**Given instruction:**
Using the listing below, please gather every line containing the word "name".

Extracted records
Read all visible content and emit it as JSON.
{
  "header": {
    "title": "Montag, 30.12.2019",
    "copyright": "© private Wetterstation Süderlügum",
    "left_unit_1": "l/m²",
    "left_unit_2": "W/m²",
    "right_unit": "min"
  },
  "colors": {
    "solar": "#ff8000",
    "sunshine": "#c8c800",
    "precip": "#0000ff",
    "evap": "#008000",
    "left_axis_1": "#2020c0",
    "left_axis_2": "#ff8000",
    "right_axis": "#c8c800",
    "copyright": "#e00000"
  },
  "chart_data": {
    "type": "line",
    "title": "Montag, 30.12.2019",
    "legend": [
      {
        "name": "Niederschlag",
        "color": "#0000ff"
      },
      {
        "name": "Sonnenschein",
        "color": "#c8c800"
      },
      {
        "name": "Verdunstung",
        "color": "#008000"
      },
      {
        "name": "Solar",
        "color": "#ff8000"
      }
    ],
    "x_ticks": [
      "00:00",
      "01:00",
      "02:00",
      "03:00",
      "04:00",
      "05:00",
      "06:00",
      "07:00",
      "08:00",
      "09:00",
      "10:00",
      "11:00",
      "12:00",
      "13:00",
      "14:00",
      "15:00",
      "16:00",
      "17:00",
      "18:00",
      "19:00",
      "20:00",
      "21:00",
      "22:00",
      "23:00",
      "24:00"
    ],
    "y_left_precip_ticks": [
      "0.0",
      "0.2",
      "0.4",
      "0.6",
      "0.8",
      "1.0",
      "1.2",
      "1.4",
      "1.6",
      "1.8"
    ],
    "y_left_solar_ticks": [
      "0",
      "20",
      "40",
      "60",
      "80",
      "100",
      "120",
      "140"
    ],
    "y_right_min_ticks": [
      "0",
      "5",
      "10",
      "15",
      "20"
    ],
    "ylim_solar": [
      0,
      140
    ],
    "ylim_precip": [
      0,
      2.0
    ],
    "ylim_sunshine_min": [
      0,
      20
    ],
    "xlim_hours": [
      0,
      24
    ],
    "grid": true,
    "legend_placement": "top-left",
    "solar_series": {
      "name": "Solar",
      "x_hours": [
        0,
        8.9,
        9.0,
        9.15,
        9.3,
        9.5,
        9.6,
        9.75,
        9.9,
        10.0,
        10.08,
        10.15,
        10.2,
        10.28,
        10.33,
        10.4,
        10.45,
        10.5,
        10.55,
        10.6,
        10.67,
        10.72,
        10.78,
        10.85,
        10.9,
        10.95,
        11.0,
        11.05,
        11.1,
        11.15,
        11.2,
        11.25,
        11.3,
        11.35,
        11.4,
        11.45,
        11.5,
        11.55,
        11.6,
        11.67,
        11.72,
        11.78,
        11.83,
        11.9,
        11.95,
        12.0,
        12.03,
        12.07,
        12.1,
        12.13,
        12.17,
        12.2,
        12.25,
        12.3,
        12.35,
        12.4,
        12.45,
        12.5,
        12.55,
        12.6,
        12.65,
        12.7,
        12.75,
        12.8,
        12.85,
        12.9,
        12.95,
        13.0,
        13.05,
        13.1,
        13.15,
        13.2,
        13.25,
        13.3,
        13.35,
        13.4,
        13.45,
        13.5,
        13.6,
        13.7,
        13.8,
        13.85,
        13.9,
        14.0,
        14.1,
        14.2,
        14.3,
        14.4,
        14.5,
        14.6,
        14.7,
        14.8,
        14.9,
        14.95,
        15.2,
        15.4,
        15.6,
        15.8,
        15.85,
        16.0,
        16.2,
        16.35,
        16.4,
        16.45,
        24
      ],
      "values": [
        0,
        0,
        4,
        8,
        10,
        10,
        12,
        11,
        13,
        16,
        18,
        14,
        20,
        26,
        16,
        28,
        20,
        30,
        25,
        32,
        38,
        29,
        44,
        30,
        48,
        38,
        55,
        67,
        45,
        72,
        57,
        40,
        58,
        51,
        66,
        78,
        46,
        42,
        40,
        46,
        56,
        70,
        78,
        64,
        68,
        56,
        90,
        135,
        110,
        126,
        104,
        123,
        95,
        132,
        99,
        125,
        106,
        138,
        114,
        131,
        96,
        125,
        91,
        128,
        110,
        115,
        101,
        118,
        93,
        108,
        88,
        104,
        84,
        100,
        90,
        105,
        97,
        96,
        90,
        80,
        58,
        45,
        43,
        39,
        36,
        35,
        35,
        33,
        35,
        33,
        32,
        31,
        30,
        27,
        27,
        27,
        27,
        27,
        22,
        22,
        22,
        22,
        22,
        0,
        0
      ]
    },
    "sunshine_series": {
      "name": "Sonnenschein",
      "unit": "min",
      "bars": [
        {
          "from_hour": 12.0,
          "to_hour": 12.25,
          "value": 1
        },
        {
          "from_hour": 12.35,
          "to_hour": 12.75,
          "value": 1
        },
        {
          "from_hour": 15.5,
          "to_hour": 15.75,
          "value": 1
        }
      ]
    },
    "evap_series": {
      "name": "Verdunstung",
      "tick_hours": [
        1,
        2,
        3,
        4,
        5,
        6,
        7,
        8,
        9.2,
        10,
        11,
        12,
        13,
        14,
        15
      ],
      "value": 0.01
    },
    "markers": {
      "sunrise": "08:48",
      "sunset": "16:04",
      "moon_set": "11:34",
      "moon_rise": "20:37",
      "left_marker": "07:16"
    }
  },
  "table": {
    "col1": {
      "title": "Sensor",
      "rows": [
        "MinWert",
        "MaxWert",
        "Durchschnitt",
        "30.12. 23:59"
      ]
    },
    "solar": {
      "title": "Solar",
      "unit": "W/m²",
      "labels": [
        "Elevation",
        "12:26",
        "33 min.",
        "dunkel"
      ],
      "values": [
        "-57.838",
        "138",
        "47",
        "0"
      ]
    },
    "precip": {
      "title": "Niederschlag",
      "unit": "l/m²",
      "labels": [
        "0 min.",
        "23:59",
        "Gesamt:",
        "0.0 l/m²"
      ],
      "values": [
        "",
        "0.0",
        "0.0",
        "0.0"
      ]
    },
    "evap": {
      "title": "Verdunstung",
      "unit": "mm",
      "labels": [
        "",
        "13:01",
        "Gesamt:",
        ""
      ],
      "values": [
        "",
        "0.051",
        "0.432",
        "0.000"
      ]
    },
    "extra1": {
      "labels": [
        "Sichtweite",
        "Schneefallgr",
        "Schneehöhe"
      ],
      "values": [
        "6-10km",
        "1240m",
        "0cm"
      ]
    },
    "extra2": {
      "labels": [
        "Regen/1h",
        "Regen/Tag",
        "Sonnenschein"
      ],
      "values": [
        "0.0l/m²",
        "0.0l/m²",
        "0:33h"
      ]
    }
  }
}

**Response to the exercise:**
        "name": "Niederschlag",
        "name": "Sonnenschein",
        "name": "Verdunstung",
        "name": "Solar",
      "name": "Solar",
      "name": "Sonnenschein",
      "name": "Verdunstung",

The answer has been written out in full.